● Goal: Copy out every line that contains the word "свете".

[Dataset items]
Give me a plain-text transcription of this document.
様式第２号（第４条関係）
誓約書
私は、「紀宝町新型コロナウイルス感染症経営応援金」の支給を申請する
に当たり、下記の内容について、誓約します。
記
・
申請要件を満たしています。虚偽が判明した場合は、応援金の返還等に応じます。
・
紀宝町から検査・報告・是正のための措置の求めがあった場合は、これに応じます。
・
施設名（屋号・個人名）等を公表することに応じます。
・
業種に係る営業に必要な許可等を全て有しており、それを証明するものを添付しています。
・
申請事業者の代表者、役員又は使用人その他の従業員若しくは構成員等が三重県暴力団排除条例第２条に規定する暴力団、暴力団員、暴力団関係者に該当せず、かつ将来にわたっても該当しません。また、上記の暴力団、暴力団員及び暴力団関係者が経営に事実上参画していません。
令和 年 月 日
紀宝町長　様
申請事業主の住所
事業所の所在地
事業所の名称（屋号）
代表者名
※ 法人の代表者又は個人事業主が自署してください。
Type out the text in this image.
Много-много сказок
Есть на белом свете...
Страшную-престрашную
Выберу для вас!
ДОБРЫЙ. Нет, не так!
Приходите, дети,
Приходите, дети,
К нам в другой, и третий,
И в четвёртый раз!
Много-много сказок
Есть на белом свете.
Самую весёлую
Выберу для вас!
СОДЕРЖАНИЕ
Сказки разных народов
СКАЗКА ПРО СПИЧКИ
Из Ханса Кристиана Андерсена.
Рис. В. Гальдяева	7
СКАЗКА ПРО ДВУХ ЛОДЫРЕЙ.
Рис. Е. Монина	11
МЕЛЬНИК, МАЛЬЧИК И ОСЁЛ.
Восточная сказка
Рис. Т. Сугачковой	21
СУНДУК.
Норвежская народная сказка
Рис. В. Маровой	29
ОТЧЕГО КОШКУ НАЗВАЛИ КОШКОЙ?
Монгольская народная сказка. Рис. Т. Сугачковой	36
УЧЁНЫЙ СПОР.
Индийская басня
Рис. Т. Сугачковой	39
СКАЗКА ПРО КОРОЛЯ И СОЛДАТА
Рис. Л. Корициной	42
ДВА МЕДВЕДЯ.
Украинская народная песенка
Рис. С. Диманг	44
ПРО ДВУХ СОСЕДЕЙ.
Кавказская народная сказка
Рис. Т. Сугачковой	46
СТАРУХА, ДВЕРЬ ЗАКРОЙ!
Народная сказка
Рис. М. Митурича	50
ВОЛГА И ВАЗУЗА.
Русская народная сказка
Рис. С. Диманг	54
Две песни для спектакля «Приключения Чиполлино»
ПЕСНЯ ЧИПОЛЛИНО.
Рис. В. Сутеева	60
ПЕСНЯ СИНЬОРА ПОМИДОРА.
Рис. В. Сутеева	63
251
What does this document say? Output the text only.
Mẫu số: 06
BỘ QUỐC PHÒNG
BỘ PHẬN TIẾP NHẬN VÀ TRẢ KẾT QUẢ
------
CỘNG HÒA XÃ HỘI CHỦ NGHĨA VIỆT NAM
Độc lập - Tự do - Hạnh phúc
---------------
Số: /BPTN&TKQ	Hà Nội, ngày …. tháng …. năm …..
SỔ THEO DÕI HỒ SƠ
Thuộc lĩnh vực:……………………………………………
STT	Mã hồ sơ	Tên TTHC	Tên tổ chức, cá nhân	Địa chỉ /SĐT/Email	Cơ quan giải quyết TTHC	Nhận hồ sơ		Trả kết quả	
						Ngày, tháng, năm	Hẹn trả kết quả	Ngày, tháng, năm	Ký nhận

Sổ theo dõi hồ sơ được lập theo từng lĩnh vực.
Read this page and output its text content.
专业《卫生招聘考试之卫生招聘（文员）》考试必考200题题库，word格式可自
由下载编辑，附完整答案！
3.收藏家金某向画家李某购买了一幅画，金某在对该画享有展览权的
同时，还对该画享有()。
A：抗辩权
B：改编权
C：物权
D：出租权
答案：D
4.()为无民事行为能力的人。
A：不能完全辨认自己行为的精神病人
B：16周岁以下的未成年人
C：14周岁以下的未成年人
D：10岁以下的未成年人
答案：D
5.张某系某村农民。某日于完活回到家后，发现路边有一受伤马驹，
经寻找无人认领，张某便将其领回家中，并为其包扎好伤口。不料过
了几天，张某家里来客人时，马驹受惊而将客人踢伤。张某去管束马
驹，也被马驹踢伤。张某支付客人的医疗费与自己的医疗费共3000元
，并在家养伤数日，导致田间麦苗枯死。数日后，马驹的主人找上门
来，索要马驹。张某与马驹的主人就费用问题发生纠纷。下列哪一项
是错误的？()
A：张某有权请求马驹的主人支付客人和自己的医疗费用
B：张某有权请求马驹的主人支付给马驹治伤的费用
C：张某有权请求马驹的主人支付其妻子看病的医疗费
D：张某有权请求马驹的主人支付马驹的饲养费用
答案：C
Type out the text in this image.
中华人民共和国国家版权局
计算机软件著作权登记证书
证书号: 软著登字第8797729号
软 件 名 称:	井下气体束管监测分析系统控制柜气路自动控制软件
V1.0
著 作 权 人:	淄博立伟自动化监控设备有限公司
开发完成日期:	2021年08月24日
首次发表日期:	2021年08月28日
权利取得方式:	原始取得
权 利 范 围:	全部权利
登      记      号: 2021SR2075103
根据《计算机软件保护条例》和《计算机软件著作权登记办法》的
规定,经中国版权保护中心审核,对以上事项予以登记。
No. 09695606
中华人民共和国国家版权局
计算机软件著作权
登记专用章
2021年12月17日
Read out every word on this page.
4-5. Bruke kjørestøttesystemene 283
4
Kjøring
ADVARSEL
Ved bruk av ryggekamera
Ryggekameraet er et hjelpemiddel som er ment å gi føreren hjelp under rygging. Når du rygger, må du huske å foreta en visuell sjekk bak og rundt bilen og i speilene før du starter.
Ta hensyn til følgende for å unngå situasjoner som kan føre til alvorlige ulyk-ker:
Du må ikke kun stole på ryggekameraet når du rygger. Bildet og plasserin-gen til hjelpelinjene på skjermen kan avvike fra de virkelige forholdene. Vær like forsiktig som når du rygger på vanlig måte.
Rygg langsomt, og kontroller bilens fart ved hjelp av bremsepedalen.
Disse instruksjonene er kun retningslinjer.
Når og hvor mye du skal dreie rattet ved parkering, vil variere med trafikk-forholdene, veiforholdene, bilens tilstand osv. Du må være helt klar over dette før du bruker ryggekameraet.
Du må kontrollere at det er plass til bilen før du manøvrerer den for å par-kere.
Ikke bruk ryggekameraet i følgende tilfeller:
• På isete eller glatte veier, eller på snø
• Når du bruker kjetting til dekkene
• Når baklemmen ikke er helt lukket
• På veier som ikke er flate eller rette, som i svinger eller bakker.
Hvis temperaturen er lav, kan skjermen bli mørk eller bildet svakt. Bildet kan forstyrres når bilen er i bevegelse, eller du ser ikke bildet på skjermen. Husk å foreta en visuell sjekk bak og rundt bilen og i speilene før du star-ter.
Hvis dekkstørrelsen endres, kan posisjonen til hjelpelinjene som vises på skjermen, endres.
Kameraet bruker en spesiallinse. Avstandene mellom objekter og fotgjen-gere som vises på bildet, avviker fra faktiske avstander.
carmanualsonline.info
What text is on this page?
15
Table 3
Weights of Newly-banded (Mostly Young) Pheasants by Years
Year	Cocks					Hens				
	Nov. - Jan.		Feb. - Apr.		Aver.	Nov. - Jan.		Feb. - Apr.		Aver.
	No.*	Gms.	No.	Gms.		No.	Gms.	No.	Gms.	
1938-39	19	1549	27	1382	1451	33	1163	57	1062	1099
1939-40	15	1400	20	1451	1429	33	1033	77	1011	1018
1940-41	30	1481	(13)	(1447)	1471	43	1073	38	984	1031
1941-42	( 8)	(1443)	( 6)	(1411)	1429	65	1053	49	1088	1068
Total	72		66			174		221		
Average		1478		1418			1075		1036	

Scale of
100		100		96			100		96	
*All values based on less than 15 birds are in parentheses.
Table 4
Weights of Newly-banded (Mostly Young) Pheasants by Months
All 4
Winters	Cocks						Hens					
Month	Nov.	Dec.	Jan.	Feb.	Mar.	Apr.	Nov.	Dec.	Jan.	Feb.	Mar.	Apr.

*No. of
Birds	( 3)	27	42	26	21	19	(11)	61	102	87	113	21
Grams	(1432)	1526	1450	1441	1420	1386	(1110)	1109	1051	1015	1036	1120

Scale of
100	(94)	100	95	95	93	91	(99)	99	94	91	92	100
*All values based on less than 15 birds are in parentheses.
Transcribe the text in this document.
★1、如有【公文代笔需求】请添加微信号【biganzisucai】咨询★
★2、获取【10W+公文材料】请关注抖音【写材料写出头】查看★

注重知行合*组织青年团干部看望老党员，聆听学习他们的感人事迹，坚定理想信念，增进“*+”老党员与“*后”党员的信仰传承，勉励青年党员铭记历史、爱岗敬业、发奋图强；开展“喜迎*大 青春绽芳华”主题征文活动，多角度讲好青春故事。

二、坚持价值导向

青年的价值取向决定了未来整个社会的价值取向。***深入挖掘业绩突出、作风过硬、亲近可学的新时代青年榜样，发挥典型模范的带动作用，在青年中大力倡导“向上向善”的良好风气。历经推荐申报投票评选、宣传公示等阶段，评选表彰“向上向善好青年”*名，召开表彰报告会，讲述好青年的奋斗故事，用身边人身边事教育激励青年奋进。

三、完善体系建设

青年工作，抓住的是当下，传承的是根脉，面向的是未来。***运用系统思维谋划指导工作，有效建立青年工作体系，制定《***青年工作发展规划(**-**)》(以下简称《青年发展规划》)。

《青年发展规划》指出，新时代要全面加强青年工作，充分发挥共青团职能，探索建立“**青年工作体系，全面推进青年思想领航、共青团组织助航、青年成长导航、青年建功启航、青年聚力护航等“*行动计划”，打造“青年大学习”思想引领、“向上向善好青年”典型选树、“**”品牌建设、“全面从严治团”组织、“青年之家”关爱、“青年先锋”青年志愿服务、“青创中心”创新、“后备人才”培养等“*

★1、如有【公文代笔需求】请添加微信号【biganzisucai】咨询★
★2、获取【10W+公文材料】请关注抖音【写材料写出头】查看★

● Output of the task:
Есть на белом свете...
Есть на белом свете.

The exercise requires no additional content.